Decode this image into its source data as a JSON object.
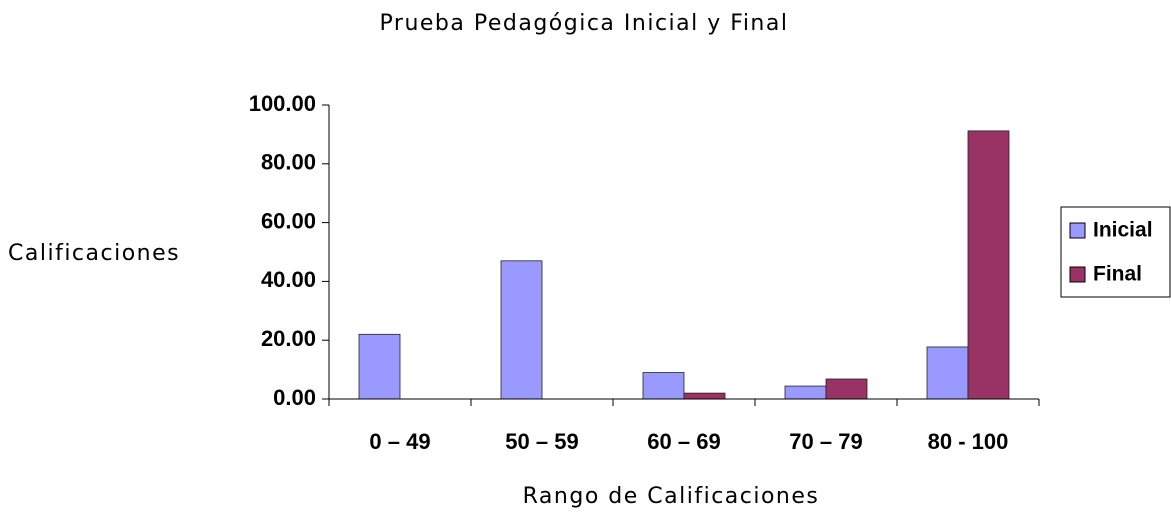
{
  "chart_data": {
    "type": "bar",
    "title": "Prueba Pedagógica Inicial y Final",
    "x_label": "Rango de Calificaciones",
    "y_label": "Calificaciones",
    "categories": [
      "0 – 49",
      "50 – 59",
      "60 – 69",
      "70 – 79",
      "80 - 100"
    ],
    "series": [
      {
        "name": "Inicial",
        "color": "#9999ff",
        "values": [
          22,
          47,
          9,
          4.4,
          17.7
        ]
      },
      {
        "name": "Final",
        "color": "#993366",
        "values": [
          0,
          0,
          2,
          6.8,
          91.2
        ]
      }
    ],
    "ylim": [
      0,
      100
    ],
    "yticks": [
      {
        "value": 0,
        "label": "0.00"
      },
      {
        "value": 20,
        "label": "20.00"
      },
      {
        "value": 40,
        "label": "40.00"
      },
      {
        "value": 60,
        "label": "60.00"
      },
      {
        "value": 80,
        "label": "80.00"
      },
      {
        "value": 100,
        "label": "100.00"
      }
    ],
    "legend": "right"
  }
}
+ + +
Quote each record exactly as it stands, minus the pictures.

Decode this image into its source data as a JSON object.
{
  "chart_data": {
    "type": "bar",
    "title": "Prueba Pedagógica Inicial y Final",
    "x_label": "Rango de Calificaciones",
    "y_label": "Calificaciones",
    "categories": [
      "0 – 49",
      "50 – 59",
      "60 – 69",
      "70 – 79",
      "80 - 100"
    ],
    "series": [
      {
        "name": "Inicial",
        "color": "#9999ff",
        "values": [
          22,
          47,
          9,
          4.4,
          17.7
        ]
      },
      {
        "name": "Final",
        "color": "#993366",
        "values": [
          0,
          0,
          2,
          6.8,
          91.2
        ]
      }
    ],
    "ylim": [
      0,
      100
    ],
    "yticks": [
      {
        "value": 0,
        "label": "0.00"
      },
      {
        "value": 20,
        "label": "20.00"
      },
      {
        "value": 40,
        "label": "40.00"
      },
      {
        "value": 60,
        "label": "60.00"
      },
      {
        "value": 80,
        "label": "80.00"
      },
      {
        "value": 100,
        "label": "100.00"
      }
    ],
    "legend": "right"
  }
}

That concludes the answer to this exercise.